◆ **Input data**
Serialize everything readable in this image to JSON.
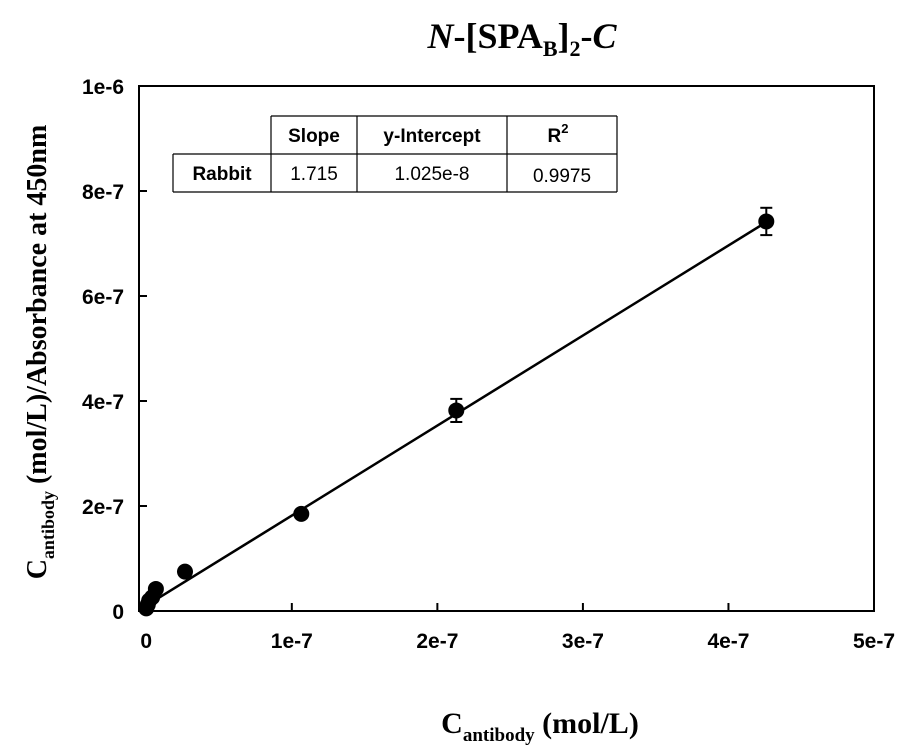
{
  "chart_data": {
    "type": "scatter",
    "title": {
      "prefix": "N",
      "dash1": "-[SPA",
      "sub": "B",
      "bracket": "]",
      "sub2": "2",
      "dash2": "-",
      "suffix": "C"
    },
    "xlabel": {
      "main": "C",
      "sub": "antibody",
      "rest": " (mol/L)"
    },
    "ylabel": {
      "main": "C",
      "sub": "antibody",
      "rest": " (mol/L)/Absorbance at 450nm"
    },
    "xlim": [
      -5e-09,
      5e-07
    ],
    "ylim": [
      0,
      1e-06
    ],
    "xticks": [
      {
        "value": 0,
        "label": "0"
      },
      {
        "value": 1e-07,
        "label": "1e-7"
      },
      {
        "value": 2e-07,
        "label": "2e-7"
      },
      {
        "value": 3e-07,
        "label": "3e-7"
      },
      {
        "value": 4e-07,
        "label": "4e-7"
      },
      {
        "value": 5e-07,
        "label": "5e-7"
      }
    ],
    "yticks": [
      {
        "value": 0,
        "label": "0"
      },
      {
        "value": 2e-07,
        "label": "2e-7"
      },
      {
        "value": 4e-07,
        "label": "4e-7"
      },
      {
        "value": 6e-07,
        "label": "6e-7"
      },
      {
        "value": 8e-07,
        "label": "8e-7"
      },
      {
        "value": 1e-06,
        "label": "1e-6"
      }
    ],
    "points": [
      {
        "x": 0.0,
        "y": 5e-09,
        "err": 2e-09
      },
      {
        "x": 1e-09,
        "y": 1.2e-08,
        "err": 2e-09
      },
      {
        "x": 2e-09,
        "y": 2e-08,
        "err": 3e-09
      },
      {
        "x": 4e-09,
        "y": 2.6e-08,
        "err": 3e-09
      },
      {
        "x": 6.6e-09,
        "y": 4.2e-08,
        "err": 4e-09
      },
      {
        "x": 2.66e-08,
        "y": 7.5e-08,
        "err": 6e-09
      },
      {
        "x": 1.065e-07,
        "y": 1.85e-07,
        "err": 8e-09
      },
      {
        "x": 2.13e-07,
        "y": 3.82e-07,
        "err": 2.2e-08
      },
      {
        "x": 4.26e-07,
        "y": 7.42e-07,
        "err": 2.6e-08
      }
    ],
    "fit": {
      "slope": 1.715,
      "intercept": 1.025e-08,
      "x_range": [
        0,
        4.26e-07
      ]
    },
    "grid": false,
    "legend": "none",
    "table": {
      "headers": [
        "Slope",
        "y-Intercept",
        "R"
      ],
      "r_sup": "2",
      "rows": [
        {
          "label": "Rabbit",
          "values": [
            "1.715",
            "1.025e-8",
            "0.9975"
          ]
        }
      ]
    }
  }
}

--

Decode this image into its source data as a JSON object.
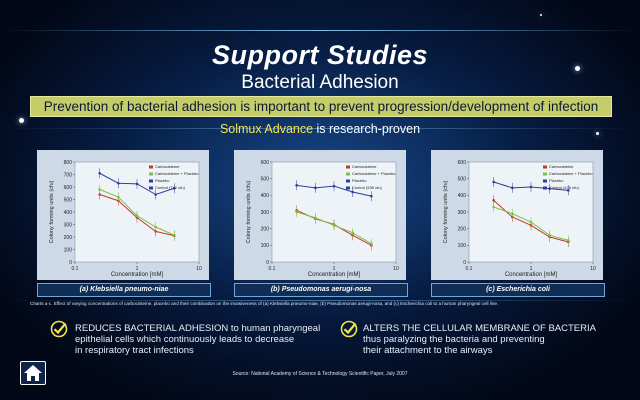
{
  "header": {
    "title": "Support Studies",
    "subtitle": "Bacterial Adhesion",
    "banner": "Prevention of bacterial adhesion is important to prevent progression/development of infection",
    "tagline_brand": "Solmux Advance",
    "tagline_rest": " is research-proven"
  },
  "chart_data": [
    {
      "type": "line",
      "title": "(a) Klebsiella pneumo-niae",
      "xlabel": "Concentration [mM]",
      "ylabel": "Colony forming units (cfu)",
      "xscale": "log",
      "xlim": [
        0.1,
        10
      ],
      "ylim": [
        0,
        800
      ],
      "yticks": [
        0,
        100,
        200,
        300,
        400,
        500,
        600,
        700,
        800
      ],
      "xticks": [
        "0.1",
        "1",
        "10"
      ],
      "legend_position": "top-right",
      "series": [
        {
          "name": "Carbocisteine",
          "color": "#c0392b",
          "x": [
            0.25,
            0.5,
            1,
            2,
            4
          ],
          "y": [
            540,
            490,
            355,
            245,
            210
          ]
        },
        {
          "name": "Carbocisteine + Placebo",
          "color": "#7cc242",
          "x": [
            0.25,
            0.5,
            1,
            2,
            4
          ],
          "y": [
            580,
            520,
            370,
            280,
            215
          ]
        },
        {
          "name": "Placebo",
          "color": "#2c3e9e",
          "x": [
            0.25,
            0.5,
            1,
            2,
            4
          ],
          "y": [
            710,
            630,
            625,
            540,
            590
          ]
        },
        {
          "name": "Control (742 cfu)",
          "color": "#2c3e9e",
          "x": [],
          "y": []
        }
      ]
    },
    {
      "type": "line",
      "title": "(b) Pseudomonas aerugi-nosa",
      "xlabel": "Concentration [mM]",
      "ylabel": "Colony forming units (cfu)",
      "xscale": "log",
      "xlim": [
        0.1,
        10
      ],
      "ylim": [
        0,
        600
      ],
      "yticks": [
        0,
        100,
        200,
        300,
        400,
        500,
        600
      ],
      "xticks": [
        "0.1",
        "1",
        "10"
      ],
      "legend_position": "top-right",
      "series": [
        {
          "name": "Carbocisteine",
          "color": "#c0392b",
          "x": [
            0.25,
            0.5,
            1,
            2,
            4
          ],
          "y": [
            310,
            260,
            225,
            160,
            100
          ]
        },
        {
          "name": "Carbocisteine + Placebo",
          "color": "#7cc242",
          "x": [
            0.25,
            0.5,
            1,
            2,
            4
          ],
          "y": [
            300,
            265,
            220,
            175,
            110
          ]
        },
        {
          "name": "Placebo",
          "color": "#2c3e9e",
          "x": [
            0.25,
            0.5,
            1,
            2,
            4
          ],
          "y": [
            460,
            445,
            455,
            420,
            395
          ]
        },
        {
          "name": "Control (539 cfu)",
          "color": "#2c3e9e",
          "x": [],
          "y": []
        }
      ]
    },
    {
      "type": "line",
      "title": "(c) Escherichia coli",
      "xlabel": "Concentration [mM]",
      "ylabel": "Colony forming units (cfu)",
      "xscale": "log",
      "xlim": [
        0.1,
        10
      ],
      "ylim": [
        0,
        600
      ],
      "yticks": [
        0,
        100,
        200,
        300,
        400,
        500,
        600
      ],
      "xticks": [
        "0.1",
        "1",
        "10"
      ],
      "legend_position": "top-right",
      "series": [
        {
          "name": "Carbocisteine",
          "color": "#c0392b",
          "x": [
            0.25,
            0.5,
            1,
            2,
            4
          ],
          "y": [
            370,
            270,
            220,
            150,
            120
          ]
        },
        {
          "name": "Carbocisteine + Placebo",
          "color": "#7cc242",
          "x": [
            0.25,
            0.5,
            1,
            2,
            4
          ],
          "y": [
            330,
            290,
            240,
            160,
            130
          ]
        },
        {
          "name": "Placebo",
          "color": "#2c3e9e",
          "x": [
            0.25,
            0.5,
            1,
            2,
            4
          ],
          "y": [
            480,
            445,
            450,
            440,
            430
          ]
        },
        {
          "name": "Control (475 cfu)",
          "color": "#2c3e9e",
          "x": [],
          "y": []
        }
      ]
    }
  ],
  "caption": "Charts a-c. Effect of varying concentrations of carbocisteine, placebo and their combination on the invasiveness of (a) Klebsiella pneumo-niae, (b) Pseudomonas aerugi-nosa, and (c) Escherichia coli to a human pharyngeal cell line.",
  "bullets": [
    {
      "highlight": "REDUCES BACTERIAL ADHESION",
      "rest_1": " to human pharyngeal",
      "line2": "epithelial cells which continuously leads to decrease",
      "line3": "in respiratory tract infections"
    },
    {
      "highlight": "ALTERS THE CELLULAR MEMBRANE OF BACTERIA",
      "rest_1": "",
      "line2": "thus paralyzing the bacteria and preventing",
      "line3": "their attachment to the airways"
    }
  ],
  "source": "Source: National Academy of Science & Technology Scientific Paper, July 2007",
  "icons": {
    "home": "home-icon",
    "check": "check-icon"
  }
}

◆ **Work required**
Within the material above, find the lines that hold "Control" and report only how many there are.

◆ **Task answer**
3